> _What you have to do_
In the listing that follows, count each line where the word "description" appears; write nothing but the count.

BEGIN Materials provided

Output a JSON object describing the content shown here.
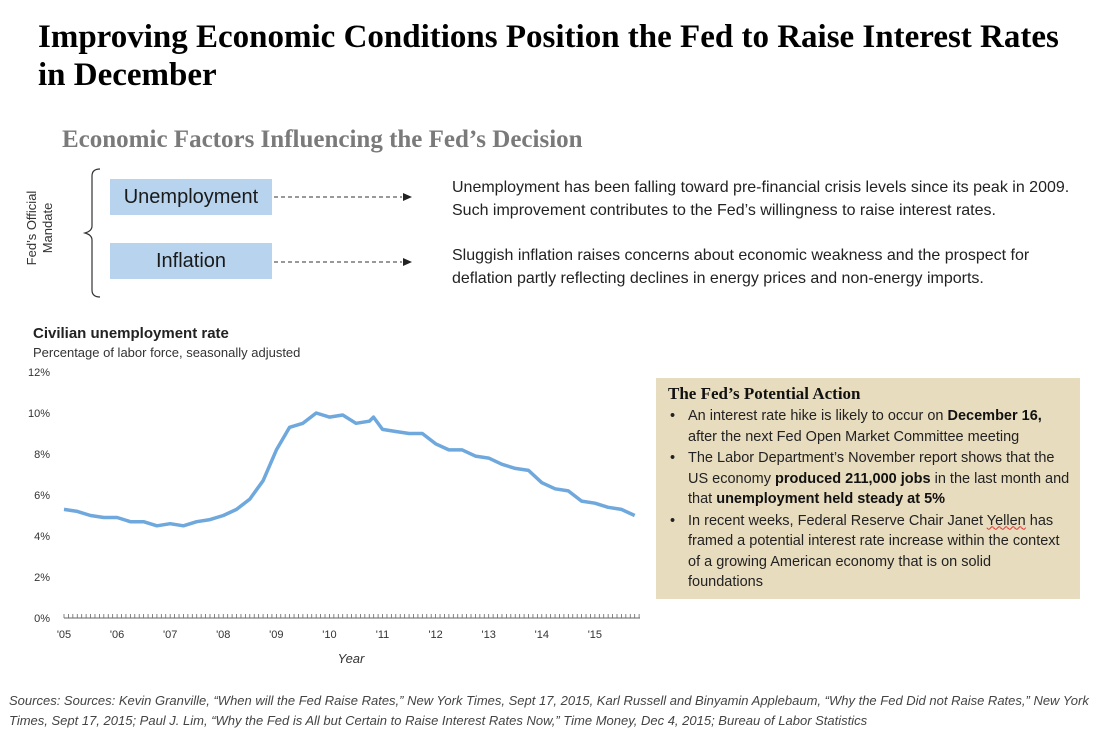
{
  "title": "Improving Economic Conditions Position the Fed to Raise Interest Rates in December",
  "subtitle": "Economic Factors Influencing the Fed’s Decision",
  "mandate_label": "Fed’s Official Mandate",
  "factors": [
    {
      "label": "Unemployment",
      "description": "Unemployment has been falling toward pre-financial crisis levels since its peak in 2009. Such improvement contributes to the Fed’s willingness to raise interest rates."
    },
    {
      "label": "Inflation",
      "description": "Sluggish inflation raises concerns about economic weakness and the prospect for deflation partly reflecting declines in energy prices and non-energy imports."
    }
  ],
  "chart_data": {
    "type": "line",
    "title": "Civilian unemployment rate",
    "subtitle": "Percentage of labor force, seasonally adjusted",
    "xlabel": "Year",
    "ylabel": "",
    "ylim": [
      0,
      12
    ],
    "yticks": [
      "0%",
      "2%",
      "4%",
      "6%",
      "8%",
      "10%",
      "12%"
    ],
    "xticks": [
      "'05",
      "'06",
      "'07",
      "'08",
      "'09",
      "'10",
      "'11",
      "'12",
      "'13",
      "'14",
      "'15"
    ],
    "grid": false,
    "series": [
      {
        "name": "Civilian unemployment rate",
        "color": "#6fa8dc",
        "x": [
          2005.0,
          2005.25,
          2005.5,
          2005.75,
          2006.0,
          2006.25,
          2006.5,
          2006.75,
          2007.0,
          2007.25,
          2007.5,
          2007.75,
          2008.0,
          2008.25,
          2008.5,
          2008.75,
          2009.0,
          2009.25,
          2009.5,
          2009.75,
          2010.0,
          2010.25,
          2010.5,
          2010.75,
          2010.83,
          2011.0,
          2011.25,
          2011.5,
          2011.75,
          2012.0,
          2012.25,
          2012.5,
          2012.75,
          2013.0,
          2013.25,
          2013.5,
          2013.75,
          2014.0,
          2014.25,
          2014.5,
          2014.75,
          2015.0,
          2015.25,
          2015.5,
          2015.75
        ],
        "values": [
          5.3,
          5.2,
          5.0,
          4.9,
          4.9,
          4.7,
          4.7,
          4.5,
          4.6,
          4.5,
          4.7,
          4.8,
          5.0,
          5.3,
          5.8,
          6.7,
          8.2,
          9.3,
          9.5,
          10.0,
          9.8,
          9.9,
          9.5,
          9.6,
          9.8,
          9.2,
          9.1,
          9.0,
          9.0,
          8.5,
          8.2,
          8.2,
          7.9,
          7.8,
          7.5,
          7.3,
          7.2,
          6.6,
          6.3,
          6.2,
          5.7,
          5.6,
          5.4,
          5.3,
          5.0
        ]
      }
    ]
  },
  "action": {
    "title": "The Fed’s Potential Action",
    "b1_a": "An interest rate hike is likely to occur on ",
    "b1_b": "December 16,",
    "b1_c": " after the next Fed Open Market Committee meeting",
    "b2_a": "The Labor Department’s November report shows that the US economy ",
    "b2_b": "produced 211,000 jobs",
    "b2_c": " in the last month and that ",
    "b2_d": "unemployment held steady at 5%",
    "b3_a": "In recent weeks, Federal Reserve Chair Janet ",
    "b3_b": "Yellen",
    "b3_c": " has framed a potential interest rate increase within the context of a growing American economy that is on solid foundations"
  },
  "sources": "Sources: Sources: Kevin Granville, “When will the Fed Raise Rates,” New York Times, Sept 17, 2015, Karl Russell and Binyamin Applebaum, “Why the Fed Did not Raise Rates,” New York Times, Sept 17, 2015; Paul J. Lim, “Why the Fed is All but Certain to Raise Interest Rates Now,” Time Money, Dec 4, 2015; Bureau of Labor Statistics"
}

END Materials provided

> _Task answer_
2